Task statement:
Copy every line of the entries that includes the word "video".

Record excerpts:

+===+

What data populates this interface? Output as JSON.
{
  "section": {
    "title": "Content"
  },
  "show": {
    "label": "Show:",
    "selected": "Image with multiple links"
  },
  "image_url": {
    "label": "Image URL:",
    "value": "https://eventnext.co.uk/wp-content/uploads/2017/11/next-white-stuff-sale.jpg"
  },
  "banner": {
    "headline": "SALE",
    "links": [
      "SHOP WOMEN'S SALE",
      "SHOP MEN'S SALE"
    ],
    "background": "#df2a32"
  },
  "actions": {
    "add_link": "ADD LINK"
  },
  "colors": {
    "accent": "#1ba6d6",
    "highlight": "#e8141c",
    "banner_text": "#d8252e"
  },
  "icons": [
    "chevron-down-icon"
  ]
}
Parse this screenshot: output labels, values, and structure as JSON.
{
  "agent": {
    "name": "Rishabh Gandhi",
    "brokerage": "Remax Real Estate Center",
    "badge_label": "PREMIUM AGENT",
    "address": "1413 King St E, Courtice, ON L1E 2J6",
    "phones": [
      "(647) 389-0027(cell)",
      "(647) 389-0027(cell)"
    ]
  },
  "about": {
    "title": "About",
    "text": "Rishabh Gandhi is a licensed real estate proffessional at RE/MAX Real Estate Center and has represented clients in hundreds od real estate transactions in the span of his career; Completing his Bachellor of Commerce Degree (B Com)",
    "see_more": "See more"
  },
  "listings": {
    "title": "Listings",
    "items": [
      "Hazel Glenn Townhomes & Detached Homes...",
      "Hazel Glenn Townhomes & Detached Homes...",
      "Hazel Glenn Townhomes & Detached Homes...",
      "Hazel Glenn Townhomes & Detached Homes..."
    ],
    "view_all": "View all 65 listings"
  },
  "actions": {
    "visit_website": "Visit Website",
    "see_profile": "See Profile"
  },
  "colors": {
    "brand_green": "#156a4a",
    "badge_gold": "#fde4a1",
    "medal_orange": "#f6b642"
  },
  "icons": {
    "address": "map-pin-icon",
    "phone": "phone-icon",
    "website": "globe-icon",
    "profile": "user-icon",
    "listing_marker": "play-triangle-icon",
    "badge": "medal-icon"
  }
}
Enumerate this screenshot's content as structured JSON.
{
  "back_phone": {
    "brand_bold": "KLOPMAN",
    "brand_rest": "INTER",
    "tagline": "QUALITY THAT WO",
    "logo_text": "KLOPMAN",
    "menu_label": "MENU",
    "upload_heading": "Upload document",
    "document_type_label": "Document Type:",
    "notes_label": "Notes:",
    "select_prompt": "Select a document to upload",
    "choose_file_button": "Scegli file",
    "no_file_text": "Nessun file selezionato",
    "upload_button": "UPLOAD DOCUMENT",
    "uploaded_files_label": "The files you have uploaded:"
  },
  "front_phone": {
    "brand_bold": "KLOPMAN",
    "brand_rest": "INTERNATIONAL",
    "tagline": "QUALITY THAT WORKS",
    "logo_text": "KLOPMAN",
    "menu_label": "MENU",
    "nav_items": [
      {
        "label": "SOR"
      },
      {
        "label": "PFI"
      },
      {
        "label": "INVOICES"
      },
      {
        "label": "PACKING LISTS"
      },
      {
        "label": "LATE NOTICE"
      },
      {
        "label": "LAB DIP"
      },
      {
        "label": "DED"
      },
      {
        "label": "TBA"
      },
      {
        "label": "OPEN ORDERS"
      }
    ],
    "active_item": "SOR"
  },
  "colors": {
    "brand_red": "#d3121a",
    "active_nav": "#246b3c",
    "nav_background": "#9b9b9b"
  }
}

+===+

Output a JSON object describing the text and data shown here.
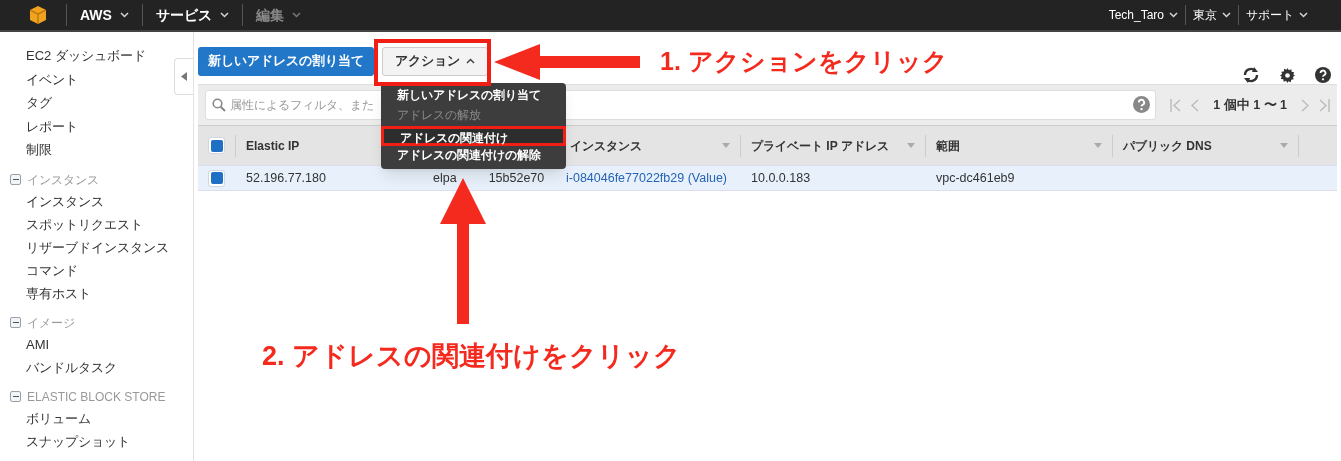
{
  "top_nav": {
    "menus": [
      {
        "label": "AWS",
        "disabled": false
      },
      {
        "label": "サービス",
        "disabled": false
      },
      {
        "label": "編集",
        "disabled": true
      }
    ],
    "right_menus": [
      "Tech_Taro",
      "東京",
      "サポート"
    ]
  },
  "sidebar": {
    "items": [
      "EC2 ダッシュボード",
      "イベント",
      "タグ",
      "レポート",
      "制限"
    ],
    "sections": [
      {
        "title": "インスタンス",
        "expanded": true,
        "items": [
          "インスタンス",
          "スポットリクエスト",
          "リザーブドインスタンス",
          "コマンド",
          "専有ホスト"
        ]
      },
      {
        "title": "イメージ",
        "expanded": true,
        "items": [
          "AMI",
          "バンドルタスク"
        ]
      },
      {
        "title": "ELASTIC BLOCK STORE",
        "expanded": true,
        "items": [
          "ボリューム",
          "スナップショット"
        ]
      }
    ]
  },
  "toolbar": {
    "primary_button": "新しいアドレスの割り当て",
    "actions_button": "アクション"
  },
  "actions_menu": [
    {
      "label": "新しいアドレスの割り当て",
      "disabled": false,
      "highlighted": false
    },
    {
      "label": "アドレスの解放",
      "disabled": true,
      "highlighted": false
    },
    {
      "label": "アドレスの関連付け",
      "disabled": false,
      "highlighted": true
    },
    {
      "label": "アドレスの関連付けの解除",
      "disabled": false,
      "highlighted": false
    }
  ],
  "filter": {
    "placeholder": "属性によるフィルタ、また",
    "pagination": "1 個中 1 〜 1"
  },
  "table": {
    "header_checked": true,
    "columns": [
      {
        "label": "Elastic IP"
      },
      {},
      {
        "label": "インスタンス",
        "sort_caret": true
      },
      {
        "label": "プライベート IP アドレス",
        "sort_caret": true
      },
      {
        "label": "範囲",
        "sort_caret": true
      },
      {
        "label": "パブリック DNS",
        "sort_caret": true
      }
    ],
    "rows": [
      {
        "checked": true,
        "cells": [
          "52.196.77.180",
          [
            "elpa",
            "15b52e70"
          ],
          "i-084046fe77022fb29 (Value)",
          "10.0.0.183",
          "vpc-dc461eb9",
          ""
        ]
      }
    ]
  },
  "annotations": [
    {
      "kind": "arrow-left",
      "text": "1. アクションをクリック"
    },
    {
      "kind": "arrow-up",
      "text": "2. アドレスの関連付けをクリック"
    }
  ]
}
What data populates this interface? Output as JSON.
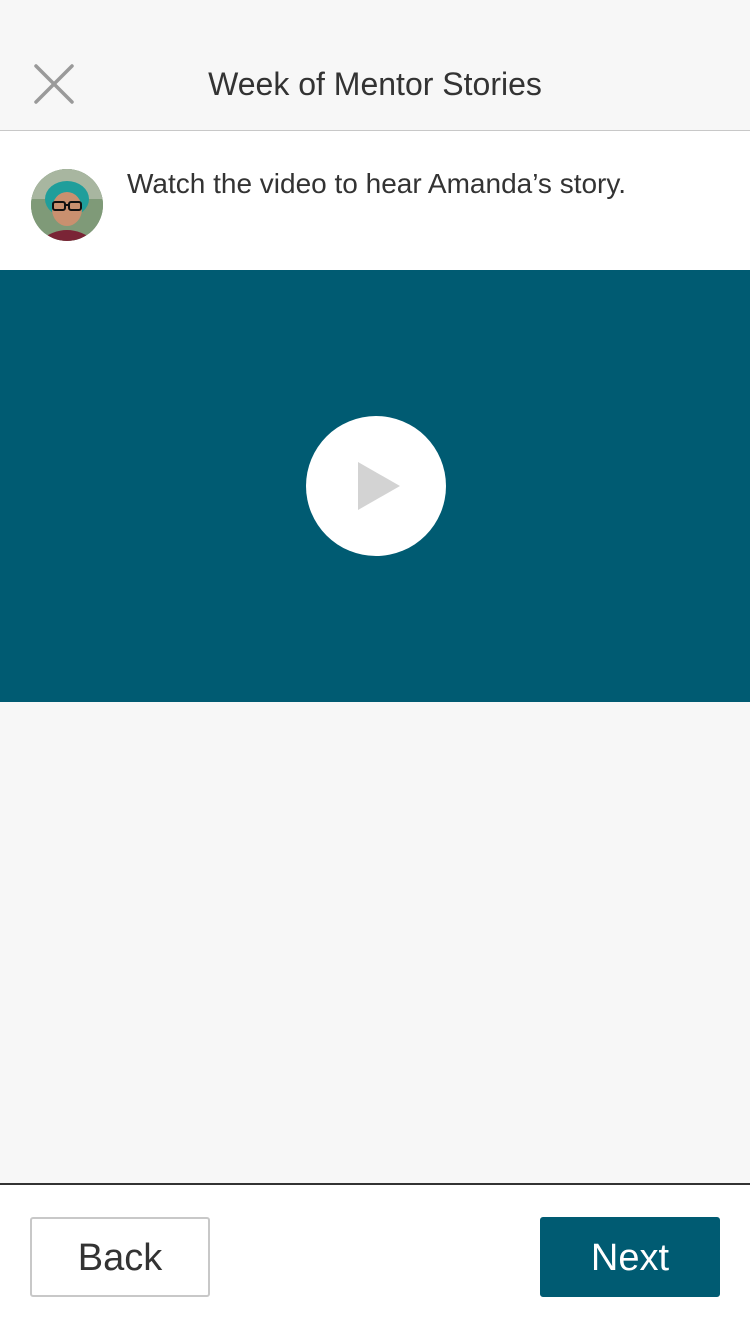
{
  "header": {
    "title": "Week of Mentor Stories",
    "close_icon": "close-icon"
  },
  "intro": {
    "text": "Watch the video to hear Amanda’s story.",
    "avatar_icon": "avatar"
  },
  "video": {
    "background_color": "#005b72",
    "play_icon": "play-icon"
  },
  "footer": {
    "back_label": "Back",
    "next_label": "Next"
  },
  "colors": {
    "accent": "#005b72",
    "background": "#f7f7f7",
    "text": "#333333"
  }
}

+===+

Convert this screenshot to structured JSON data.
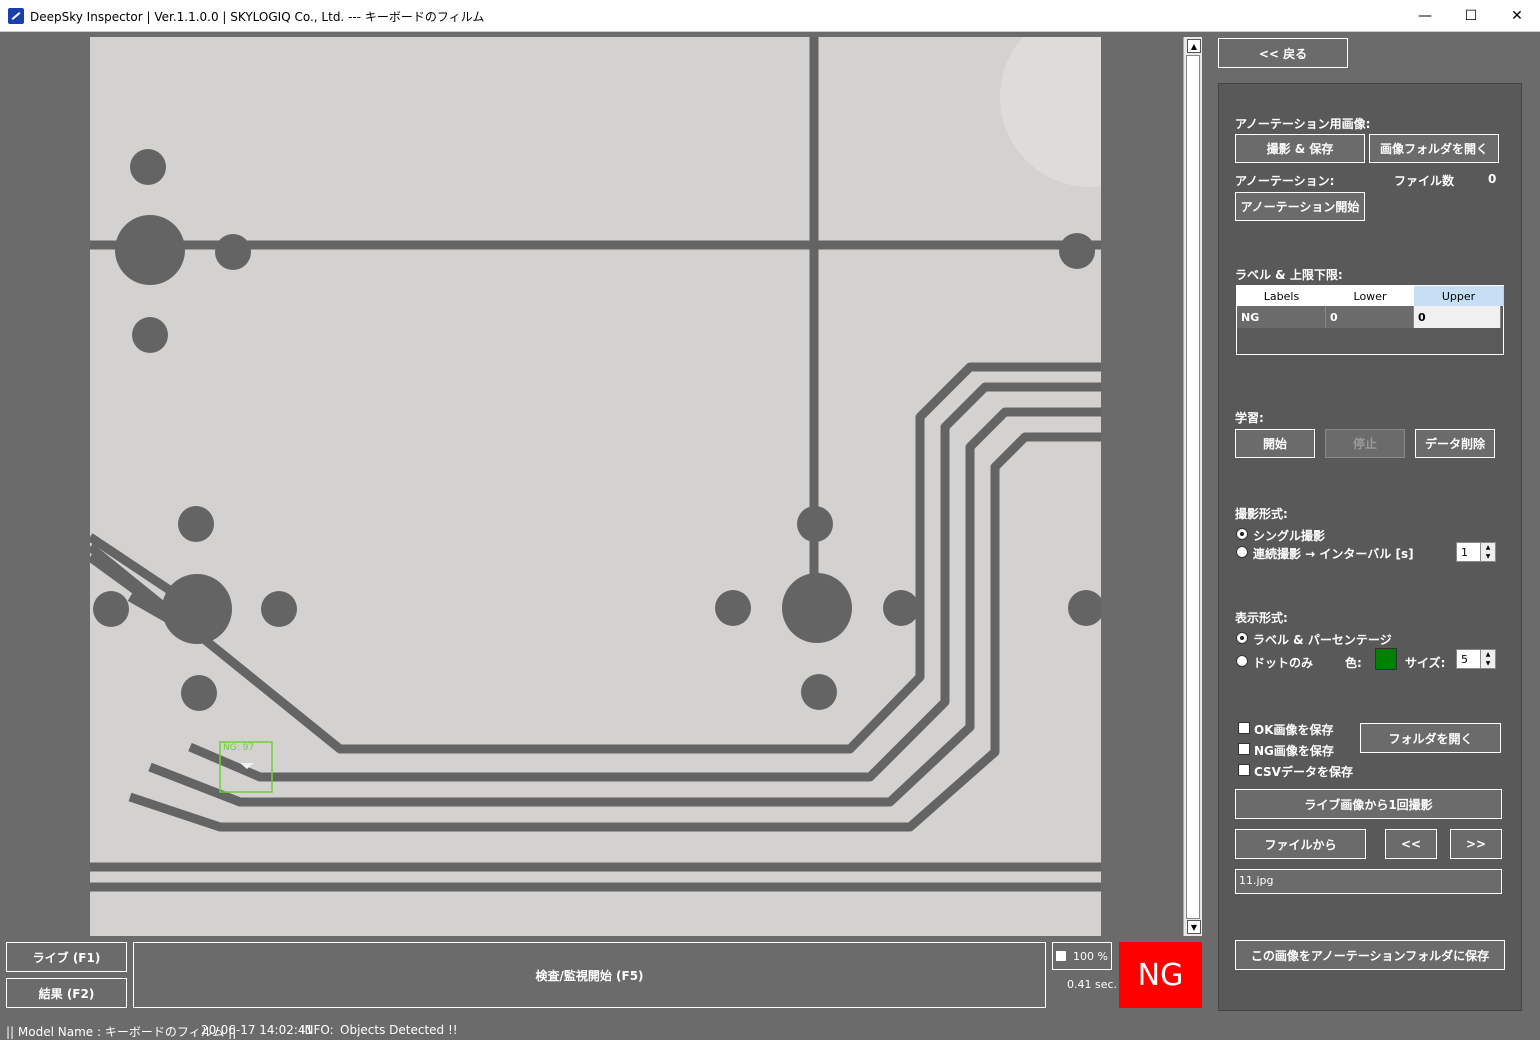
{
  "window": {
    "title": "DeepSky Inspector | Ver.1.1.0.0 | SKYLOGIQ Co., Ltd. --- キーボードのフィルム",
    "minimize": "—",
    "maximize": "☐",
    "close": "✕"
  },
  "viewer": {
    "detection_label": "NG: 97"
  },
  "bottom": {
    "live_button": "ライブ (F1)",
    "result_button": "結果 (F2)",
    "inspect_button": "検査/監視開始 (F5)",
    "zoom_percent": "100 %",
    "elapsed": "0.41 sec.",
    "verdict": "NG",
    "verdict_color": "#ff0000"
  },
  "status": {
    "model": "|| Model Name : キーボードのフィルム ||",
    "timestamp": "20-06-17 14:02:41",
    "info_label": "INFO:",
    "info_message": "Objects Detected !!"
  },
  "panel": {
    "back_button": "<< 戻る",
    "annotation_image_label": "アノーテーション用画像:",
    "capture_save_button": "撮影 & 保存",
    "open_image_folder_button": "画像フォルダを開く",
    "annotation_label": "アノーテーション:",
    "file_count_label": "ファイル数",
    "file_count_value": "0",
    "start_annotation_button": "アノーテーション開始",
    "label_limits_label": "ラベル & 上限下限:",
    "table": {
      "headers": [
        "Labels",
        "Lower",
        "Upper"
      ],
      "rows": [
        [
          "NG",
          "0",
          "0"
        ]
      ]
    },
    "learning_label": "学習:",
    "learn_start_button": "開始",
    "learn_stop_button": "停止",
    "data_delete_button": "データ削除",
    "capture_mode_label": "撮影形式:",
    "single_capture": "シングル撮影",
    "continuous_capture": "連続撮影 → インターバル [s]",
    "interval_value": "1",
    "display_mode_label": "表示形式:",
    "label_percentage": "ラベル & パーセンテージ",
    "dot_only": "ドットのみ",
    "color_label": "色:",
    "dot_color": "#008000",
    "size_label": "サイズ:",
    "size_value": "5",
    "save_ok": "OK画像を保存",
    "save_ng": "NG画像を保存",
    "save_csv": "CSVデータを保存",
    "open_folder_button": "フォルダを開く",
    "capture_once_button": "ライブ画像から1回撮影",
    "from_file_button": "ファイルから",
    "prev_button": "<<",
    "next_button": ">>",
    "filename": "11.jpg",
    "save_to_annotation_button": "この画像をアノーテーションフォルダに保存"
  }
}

+===+

Output:
    "text": "Watch the video to hear Amanda’s story.",
  "video": {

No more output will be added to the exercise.